#### [Task goal]
An exact copy of the records is required, minus the pictures they hold.

[Data records]
☆ ☆ ☆ ☆ ☆

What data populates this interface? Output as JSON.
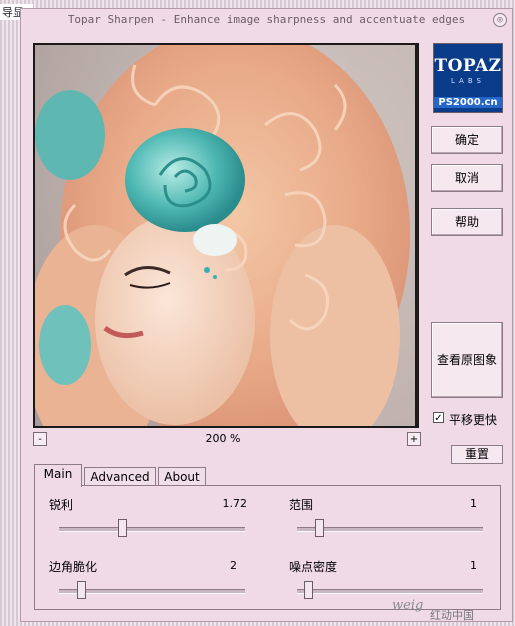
{
  "background": {
    "corner_text": "导显3"
  },
  "window": {
    "title": "Topar Sharpen - Enhance image sharpness and accentuate edges",
    "close_glyph": "◎"
  },
  "logo": {
    "line1": "TOPAZ",
    "line2": "LABS",
    "line3": "PS2000.cn"
  },
  "buttons": {
    "ok": "确定",
    "cancel": "取消",
    "help": "帮助",
    "view_original": "查看原图象",
    "reset": "重置"
  },
  "zoom": {
    "minus": "-",
    "plus": "+",
    "level": "200 %"
  },
  "pan_checkbox": {
    "label": "平移更快",
    "checked": true,
    "mark": "✓"
  },
  "tabs": [
    {
      "label": "Main",
      "active": true
    },
    {
      "label": "Advanced",
      "active": false
    },
    {
      "label": "About",
      "active": false
    }
  ],
  "params": {
    "sharpness": {
      "label": "锐利",
      "value": "1.72",
      "level": 0.34
    },
    "radius": {
      "label": "范围",
      "value": "1",
      "level": 0.12
    },
    "edge_brittle": {
      "label": "边角脆化",
      "value": "2",
      "level": 0.12
    },
    "noise_density": {
      "label": "噪点密度",
      "value": "1",
      "level": 0.06
    }
  },
  "watermark": {
    "text": "weig",
    "text2": "红动中国"
  },
  "colors": {
    "window_bg": "#efdae6",
    "logo_bg": "#0a3c8a"
  },
  "preview": {
    "icon": "portrait-image"
  }
}
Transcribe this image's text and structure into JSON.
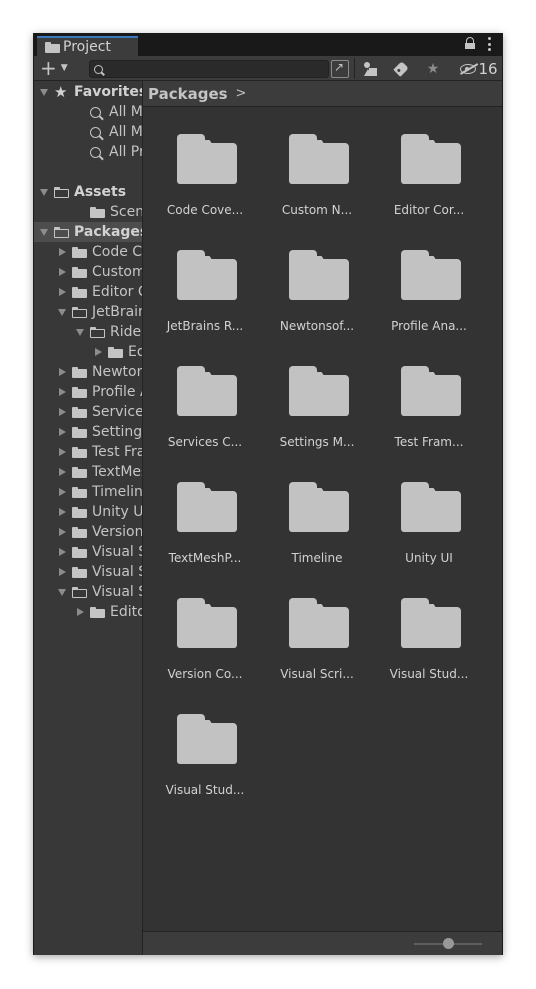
{
  "window": {
    "tab_title": "Project",
    "hidden_count": "16"
  },
  "toolbar": {
    "create_icon": "plus-icon",
    "search_placeholder": "",
    "search_value": ""
  },
  "tree": [
    {
      "label": "Favorites",
      "type": "star",
      "arrow": "down",
      "bold": true,
      "indent": 0
    },
    {
      "label": "All Materials",
      "type": "search",
      "arrow": "none",
      "bold": false,
      "indent": 2
    },
    {
      "label": "All Models",
      "type": "search",
      "arrow": "none",
      "bold": false,
      "indent": 2
    },
    {
      "label": "All Prefabs",
      "type": "search",
      "arrow": "none",
      "bold": false,
      "indent": 2
    },
    {
      "label": "",
      "type": "spacer",
      "arrow": "none",
      "bold": false,
      "indent": 0
    },
    {
      "label": "Assets",
      "type": "folder-open",
      "arrow": "down",
      "bold": true,
      "indent": 0
    },
    {
      "label": "Scenes",
      "type": "folder",
      "arrow": "none",
      "bold": false,
      "indent": 2
    },
    {
      "label": "Packages",
      "type": "folder-open",
      "arrow": "down",
      "bold": true,
      "indent": 0,
      "selected": true
    },
    {
      "label": "Code Coverage",
      "type": "folder",
      "arrow": "right",
      "bold": false,
      "indent": 1
    },
    {
      "label": "Custom NUnit",
      "type": "folder",
      "arrow": "right",
      "bold": false,
      "indent": 1
    },
    {
      "label": "Editor Coroutines",
      "type": "folder",
      "arrow": "right",
      "bold": false,
      "indent": 1
    },
    {
      "label": "JetBrains Rider Editor",
      "type": "folder-open",
      "arrow": "down",
      "bold": false,
      "indent": 1
    },
    {
      "label": "Rider",
      "type": "folder-open",
      "arrow": "down",
      "bold": false,
      "indent": 2
    },
    {
      "label": "Editor",
      "type": "folder",
      "arrow": "right",
      "bold": false,
      "indent": 3
    },
    {
      "label": "Newtonsoft Json",
      "type": "folder",
      "arrow": "right",
      "bold": false,
      "indent": 1
    },
    {
      "label": "Profile Analyzer",
      "type": "folder",
      "arrow": "right",
      "bold": false,
      "indent": 1
    },
    {
      "label": "Services Core",
      "type": "folder",
      "arrow": "right",
      "bold": false,
      "indent": 1
    },
    {
      "label": "Settings Manager",
      "type": "folder",
      "arrow": "right",
      "bold": false,
      "indent": 1
    },
    {
      "label": "Test Framework",
      "type": "folder",
      "arrow": "right",
      "bold": false,
      "indent": 1
    },
    {
      "label": "TextMeshPro",
      "type": "folder",
      "arrow": "right",
      "bold": false,
      "indent": 1
    },
    {
      "label": "Timeline",
      "type": "folder",
      "arrow": "right",
      "bold": false,
      "indent": 1
    },
    {
      "label": "Unity UI",
      "type": "folder",
      "arrow": "right",
      "bold": false,
      "indent": 1
    },
    {
      "label": "Version Control",
      "type": "folder",
      "arrow": "right",
      "bold": false,
      "indent": 1
    },
    {
      "label": "Visual Scripting",
      "type": "folder",
      "arrow": "right",
      "bold": false,
      "indent": 1
    },
    {
      "label": "Visual Studio Code Editor",
      "type": "folder",
      "arrow": "right",
      "bold": false,
      "indent": 1
    },
    {
      "label": "Visual Studio Editor",
      "type": "folder-open",
      "arrow": "down",
      "bold": false,
      "indent": 1
    },
    {
      "label": "Editor",
      "type": "folder",
      "arrow": "right",
      "bold": false,
      "indent": 2
    }
  ],
  "breadcrumb": {
    "label": "Packages",
    "arrow": ">"
  },
  "grid_items": [
    "Code Cove...",
    "Custom N...",
    "Editor Cor...",
    "JetBrains R...",
    "Newtonsof...",
    "Profile Ana...",
    "Services C...",
    "Settings M...",
    "Test Fram...",
    "TextMeshP...",
    "Timeline",
    "Unity UI",
    "Version Co...",
    "Visual Scri...",
    "Visual Stud...",
    "Visual Stud..."
  ],
  "zoom_slider_value": 0.5,
  "colors": {
    "panel": "#383838",
    "content": "#333333",
    "selection": "#4d4d4d",
    "accent": "#3a79bb",
    "folder": "#c2c2c2"
  }
}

☆ ☆ ☆ ☆ ☆

#### [Solved exercise]
What data populates this interface? Output as JSON.
{
  "background": {
    "corner_text": "导显3"
  },
  "window": {
    "title": "Topar Sharpen - Enhance image sharpness and accentuate edges",
    "close_glyph": "◎"
  },
  "logo": {
    "line1": "TOPAZ",
    "line2": "LABS",
    "line3": "PS2000.cn"
  },
  "buttons": {
    "ok": "确定",
    "cancel": "取消",
    "help": "帮助",
    "view_original": "查看原图象",
    "reset": "重置"
  },
  "zoom": {
    "minus": "-",
    "plus": "+",
    "level": "200 %"
  },
  "pan_checkbox": {
    "label": "平移更快",
    "checked": true,
    "mark": "✓"
  },
  "tabs": [
    {
      "label": "Main",
      "active": true
    },
    {
      "label": "Advanced",
      "active": false
    },
    {
      "label": "About",
      "active": false
    }
  ],
  "params": {
    "sharpness": {
      "label": "锐利",
      "value": "1.72",
      "level": 0.34
    },
    "radius": {
      "label": "范围",
      "value": "1",
      "level": 0.12
    },
    "edge_brittle": {
      "label": "边角脆化",
      "value": "2",
      "level": 0.12
    },
    "noise_density": {
      "label": "噪点密度",
      "value": "1",
      "level": 0.06
    }
  },
  "watermark": {
    "text": "weig",
    "text2": "红动中国"
  },
  "colors": {
    "window_bg": "#efdae6",
    "logo_bg": "#0a3c8a"
  },
  "preview": {
    "icon": "portrait-image"
  }
}
Transcribe this image's text and structure into JSON.
{
  "window": {
    "tab_title": "Project",
    "hidden_count": "16"
  },
  "toolbar": {
    "create_icon": "plus-icon",
    "search_placeholder": "",
    "search_value": ""
  },
  "tree": [
    {
      "label": "Favorites",
      "type": "star",
      "arrow": "down",
      "bold": true,
      "indent": 0
    },
    {
      "label": "All Materials",
      "type": "search",
      "arrow": "none",
      "bold": false,
      "indent": 2
    },
    {
      "label": "All Models",
      "type": "search",
      "arrow": "none",
      "bold": false,
      "indent": 2
    },
    {
      "label": "All Prefabs",
      "type": "search",
      "arrow": "none",
      "bold": false,
      "indent": 2
    },
    {
      "label": "",
      "type": "spacer",
      "arrow": "none",
      "bold": false,
      "indent": 0
    },
    {
      "label": "Assets",
      "type": "folder-open",
      "arrow": "down",
      "bold": true,
      "indent": 0
    },
    {
      "label": "Scenes",
      "type": "folder",
      "arrow": "none",
      "bold": false,
      "indent": 2
    },
    {
      "label": "Packages",
      "type": "folder-open",
      "arrow": "down",
      "bold": true,
      "indent": 0,
      "selected": true
    },
    {
      "label": "Code Coverage",
      "type": "folder",
      "arrow": "right",
      "bold": false,
      "indent": 1
    },
    {
      "label": "Custom NUnit",
      "type": "folder",
      "arrow": "right",
      "bold": false,
      "indent": 1
    },
    {
      "label": "Editor Coroutines",
      "type": "folder",
      "arrow": "right",
      "bold": false,
      "indent": 1
    },
    {
      "label": "JetBrains Rider Editor",
      "type": "folder-open",
      "arrow": "down",
      "bold": false,
      "indent": 1
    },
    {
      "label": "Rider",
      "type": "folder-open",
      "arrow": "down",
      "bold": false,
      "indent": 2
    },
    {
      "label": "Editor",
      "type": "folder",
      "arrow": "right",
      "bold": false,
      "indent": 3
    },
    {
      "label": "Newtonsoft Json",
      "type": "folder",
      "arrow": "right",
      "bold": false,
      "indent": 1
    },
    {
      "label": "Profile Analyzer",
      "type": "folder",
      "arrow": "right",
      "bold": false,
      "indent": 1
    },
    {
      "label": "Services Core",
      "type": "folder",
      "arrow": "right",
      "bold": false,
      "indent": 1
    },
    {
      "label": "Settings Manager",
      "type": "folder",
      "arrow": "right",
      "bold": false,
      "indent": 1
    },
    {
      "label": "Test Framework",
      "type": "folder",
      "arrow": "right",
      "bold": false,
      "indent": 1
    },
    {
      "label": "TextMeshPro",
      "type": "folder",
      "arrow": "right",
      "bold": false,
      "indent": 1
    },
    {
      "label": "Timeline",
      "type": "folder",
      "arrow": "right",
      "bold": false,
      "indent": 1
    },
    {
      "label": "Unity UI",
      "type": "folder",
      "arrow": "right",
      "bold": false,
      "indent": 1
    },
    {
      "label": "Version Control",
      "type": "folder",
      "arrow": "right",
      "bold": false,
      "indent": 1
    },
    {
      "label": "Visual Scripting",
      "type": "folder",
      "arrow": "right",
      "bold": false,
      "indent": 1
    },
    {
      "label": "Visual Studio Code Editor",
      "type": "folder",
      "arrow": "right",
      "bold": false,
      "indent": 1
    },
    {
      "label": "Visual Studio Editor",
      "type": "folder-open",
      "arrow": "down",
      "bold": false,
      "indent": 1
    },
    {
      "label": "Editor",
      "type": "folder",
      "arrow": "right",
      "bold": false,
      "indent": 2
    }
  ],
  "breadcrumb": {
    "label": "Packages",
    "arrow": ">"
  },
  "grid_items": [
    "Code Cove...",
    "Custom N...",
    "Editor Cor...",
    "JetBrains R...",
    "Newtonsof...",
    "Profile Ana...",
    "Services C...",
    "Settings M...",
    "Test Fram...",
    "TextMeshP...",
    "Timeline",
    "Unity UI",
    "Version Co...",
    "Visual Scri...",
    "Visual Stud...",
    "Visual Stud..."
  ],
  "zoom_slider_value": 0.5,
  "colors": {
    "panel": "#383838",
    "content": "#333333",
    "selection": "#4d4d4d",
    "accent": "#3a79bb",
    "folder": "#c2c2c2"
  }
}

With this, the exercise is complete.